## DATA TO PROCESS
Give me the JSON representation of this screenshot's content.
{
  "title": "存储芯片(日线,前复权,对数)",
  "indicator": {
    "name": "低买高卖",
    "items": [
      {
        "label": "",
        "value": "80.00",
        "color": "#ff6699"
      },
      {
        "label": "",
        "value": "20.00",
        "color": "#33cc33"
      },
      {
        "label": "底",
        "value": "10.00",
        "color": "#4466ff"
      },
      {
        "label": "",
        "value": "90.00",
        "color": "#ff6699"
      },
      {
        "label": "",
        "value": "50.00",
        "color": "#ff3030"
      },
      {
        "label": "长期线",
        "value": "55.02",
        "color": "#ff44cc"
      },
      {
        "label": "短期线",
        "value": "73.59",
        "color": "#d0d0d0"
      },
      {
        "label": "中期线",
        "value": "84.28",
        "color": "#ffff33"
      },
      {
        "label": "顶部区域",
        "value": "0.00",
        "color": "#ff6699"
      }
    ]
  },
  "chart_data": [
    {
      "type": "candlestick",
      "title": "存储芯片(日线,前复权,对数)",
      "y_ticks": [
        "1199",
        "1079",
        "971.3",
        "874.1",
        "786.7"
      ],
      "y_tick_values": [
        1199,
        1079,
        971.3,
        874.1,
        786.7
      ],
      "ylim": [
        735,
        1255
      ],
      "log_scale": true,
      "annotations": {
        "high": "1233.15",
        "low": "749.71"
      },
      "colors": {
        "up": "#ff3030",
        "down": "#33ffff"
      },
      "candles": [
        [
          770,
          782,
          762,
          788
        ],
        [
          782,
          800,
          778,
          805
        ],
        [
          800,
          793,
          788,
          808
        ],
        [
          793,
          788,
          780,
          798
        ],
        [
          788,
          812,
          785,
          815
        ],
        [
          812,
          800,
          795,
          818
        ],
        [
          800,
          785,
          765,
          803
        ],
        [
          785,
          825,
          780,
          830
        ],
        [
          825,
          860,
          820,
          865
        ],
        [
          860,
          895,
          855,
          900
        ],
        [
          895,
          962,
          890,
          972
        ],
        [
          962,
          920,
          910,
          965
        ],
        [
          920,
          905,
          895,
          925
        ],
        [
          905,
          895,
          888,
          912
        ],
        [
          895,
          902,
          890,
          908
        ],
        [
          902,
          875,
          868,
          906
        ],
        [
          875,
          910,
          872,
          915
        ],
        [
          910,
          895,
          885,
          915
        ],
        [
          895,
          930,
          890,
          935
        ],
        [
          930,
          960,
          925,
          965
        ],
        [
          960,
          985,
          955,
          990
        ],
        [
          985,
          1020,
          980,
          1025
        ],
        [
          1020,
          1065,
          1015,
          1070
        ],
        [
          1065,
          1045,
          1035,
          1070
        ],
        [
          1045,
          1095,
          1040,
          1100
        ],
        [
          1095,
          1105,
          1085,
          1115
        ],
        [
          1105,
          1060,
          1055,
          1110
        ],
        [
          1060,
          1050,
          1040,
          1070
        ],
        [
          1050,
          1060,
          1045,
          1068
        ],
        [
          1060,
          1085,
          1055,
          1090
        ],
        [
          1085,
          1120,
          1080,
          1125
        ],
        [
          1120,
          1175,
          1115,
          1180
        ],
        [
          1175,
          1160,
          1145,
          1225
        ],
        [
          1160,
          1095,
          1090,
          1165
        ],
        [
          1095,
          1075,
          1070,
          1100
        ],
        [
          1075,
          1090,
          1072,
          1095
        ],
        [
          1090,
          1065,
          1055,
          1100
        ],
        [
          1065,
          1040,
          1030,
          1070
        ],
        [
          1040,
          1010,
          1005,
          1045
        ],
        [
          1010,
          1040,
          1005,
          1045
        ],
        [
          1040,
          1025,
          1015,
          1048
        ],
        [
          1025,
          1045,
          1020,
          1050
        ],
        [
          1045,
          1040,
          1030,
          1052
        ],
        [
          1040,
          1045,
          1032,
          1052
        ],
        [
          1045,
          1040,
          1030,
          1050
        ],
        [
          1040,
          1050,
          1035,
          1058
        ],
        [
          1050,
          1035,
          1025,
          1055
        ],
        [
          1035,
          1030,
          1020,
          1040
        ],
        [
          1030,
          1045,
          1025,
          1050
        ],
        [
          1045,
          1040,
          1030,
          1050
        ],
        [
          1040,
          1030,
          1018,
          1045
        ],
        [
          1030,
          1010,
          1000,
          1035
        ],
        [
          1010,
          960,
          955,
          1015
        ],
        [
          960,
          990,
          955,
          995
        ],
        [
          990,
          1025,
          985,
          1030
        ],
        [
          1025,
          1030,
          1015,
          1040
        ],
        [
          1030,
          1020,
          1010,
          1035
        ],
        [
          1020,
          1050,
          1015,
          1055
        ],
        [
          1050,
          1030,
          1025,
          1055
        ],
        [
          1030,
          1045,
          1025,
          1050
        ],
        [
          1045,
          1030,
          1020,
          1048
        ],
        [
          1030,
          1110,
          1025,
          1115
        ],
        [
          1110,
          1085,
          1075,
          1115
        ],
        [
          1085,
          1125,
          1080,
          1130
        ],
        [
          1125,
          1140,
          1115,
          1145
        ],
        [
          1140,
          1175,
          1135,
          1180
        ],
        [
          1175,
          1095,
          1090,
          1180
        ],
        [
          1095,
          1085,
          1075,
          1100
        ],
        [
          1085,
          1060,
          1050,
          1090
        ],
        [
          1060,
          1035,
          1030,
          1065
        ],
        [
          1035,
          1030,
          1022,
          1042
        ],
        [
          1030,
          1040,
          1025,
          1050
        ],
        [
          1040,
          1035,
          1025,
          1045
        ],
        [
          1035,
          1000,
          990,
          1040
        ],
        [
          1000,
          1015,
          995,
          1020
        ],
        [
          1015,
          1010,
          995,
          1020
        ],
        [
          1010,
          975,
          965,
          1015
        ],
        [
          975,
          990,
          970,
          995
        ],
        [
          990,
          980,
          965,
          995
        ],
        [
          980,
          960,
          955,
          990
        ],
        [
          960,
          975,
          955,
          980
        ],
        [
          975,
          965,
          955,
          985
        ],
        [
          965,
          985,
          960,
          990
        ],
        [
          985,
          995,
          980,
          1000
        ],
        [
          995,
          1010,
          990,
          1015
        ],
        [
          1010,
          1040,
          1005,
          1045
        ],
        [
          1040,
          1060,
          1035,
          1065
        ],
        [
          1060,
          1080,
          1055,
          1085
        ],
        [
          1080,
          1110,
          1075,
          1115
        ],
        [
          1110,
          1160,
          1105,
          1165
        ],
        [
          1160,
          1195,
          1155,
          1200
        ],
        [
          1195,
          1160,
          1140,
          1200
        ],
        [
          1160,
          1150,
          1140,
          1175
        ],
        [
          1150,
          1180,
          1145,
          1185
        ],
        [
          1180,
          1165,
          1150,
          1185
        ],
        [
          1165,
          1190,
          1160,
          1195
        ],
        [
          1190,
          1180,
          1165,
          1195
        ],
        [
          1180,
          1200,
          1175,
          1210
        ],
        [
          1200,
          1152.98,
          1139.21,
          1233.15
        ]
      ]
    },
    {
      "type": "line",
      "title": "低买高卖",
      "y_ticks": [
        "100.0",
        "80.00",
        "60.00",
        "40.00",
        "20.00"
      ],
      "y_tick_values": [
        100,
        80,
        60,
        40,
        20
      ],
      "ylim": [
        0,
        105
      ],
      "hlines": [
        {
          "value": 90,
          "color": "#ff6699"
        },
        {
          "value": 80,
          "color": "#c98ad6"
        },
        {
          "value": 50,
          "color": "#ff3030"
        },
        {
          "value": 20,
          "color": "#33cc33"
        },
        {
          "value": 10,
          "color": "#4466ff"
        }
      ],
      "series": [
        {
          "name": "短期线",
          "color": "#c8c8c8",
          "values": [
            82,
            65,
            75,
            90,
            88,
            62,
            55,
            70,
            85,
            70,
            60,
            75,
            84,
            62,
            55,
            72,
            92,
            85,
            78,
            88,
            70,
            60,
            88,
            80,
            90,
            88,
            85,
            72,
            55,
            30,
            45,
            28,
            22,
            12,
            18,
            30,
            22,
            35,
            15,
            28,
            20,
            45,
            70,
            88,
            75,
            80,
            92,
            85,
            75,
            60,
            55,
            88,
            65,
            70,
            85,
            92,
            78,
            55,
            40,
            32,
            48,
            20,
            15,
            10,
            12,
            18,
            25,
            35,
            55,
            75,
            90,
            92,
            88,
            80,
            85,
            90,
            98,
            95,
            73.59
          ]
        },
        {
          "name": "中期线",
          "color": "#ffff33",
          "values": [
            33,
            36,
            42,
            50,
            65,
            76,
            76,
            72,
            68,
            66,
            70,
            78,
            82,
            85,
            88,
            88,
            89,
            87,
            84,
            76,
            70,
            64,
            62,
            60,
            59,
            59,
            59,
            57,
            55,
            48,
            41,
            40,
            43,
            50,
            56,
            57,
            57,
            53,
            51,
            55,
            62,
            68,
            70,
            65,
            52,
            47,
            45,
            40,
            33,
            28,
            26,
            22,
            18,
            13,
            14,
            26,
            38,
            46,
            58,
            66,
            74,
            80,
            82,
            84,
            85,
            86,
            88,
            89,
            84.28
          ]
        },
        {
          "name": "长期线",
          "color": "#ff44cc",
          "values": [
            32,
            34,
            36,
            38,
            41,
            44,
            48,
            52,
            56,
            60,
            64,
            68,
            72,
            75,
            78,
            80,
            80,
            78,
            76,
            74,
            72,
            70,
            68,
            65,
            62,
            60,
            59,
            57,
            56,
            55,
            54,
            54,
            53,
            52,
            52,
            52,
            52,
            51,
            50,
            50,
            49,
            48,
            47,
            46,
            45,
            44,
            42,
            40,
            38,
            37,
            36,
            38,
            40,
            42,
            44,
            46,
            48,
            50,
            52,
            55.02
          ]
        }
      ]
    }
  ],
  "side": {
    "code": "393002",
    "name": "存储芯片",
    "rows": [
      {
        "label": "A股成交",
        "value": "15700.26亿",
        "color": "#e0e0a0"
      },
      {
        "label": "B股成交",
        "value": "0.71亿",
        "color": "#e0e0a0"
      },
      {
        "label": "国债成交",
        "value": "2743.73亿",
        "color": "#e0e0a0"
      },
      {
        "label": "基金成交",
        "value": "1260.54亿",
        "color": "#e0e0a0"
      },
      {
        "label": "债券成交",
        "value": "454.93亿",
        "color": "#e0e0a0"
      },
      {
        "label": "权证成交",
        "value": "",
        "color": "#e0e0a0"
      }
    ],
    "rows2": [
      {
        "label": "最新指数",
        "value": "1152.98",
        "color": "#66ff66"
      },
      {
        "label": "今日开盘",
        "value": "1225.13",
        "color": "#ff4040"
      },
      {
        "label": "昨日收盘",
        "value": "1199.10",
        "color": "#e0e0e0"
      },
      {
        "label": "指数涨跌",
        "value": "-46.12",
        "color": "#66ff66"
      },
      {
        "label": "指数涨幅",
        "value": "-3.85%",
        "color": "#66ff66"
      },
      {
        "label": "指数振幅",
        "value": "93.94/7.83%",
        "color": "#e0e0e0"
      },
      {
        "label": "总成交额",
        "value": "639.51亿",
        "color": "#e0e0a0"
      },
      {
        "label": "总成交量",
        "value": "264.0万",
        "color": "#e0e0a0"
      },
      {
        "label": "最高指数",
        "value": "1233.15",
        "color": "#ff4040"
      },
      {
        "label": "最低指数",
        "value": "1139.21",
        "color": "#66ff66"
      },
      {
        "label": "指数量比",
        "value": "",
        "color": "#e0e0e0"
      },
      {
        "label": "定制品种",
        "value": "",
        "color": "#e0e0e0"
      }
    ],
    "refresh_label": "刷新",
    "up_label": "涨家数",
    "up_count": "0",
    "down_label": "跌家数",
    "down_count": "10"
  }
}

## WHAT THE TASK ASKS
In the records above, collect each line with "title".

## WORKED SOLUTION
  "title": "存储芯片(日线,前复权,对数)",
      "title": "存储芯片(日线,前复权,对数)",
      "title": "低买高卖",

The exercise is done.